───── Source document

Let $s_1$ be a sample from an unknown distribution of size $N_1$ and with proportion of successes $p_1$. Let $s_2$ be an independent sample from the same distribution of size $N_2$ with proportion $p_2$. Given $N_1$, $p_1$, and $N_2$, can we calculate a Confidence Interval for $p_2$?

I would love a general purpose analytic solution if anyone has one, but for simplicity I am fine with considering the case where both $s_1$ and $s_2$ satisfy the conditions for their sampling distributions to be approximated by a Gaussian distribution.

──────────
───── Extracted material

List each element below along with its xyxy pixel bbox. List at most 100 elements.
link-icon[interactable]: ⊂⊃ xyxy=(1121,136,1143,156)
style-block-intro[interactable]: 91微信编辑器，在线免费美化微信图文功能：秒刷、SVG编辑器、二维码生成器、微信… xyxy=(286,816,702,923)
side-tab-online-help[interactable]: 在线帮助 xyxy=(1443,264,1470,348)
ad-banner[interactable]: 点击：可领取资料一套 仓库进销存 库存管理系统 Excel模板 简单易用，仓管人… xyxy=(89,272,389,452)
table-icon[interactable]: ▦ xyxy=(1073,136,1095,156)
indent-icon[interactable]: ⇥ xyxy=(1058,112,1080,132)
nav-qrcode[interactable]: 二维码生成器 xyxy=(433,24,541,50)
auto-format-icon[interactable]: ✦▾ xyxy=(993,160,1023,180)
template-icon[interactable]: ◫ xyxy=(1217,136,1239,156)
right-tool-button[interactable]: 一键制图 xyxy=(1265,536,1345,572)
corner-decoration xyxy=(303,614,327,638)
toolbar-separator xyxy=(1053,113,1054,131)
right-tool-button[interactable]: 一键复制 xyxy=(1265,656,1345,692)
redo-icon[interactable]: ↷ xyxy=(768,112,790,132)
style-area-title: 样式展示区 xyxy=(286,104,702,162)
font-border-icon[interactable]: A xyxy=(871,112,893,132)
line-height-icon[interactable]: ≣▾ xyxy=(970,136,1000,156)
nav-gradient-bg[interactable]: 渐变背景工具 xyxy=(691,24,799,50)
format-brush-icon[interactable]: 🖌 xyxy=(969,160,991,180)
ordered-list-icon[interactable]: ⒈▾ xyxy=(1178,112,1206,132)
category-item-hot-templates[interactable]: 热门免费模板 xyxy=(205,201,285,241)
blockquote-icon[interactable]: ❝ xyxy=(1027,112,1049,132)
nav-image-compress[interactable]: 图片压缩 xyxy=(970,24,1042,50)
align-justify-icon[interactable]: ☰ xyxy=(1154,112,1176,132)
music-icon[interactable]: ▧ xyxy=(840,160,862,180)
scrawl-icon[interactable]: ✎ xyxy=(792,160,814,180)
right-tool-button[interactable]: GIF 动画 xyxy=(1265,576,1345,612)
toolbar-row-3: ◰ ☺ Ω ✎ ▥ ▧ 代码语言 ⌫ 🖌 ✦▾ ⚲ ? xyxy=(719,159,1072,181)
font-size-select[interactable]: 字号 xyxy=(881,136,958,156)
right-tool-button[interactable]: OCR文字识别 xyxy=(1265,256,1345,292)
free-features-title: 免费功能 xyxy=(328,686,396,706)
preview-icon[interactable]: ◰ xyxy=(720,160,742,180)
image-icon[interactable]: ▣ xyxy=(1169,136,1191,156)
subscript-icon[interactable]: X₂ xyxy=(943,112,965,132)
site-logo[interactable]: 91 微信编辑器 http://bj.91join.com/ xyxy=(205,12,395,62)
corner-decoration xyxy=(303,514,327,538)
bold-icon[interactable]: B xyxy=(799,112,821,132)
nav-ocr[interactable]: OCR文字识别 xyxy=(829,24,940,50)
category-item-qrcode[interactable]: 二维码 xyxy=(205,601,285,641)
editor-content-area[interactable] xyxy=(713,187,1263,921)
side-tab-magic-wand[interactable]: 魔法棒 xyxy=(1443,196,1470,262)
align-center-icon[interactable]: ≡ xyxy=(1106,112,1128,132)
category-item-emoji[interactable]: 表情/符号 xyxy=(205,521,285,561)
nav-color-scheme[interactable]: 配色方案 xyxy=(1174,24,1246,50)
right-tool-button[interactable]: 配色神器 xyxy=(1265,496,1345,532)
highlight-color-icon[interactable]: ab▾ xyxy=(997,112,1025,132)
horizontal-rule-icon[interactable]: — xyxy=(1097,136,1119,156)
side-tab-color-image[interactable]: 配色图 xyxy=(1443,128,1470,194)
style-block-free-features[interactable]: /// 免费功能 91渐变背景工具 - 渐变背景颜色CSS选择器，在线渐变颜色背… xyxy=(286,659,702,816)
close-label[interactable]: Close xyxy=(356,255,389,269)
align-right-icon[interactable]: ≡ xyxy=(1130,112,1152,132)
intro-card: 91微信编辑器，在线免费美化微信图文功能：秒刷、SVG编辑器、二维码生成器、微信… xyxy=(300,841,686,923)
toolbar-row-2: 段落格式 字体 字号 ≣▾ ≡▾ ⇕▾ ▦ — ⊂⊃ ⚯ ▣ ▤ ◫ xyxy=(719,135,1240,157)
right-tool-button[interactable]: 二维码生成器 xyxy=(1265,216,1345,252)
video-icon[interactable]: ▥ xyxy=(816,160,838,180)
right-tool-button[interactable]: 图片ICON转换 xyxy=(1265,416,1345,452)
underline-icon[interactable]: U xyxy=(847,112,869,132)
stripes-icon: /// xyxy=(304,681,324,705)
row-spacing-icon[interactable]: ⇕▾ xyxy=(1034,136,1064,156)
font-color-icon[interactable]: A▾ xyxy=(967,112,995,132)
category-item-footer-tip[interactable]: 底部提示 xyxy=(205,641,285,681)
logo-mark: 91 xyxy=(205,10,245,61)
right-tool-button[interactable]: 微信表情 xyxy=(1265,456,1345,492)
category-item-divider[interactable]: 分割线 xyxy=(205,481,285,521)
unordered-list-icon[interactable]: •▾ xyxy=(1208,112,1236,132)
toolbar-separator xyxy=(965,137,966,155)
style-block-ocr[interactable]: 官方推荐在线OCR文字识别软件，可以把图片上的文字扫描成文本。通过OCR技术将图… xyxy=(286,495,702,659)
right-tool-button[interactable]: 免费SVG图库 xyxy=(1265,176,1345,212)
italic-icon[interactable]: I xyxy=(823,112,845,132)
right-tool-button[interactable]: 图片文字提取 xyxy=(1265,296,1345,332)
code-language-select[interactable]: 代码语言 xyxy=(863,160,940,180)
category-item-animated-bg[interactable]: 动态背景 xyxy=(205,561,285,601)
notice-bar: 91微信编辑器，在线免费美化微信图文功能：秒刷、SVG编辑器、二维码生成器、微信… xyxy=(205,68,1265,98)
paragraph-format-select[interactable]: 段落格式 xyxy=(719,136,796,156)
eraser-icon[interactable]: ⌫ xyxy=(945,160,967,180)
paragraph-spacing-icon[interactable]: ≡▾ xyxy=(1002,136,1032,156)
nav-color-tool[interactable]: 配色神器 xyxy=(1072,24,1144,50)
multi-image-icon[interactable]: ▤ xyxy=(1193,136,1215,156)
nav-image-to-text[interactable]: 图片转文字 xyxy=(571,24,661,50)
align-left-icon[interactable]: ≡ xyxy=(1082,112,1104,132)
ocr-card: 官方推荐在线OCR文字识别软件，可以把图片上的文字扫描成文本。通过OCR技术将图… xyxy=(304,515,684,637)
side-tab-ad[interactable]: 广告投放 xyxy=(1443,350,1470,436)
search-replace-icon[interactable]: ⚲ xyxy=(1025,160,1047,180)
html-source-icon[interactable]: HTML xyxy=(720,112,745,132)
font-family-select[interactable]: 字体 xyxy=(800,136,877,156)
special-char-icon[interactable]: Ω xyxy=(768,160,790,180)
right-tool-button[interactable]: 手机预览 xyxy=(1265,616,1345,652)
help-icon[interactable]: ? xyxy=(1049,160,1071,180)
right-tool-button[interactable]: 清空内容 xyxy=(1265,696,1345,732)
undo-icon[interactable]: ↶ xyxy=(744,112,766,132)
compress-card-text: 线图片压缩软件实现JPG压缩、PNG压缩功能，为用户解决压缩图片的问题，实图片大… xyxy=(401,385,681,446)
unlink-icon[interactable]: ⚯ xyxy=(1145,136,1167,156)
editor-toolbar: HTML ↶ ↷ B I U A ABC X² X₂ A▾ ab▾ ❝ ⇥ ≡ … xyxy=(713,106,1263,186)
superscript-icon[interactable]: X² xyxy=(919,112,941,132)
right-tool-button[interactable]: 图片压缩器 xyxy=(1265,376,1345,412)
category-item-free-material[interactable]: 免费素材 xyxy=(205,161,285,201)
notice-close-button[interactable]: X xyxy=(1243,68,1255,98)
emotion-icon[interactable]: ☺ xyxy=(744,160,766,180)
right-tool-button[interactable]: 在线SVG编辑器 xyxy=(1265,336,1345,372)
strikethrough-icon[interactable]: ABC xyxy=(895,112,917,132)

──────────

Given request —
Update the section of the confidence interval text between "I would love" and "a Gaussian distribution.", inclusive, so that "Gaussian" becomes "normal".

Response below —
I would love a general purpose analytic solution if anyone has one, but for simplicity I am fine with considering the case where both $s_1$ and $s_2$ satisfy the conditions for their sampling distributions to be approximated by a normal distribution.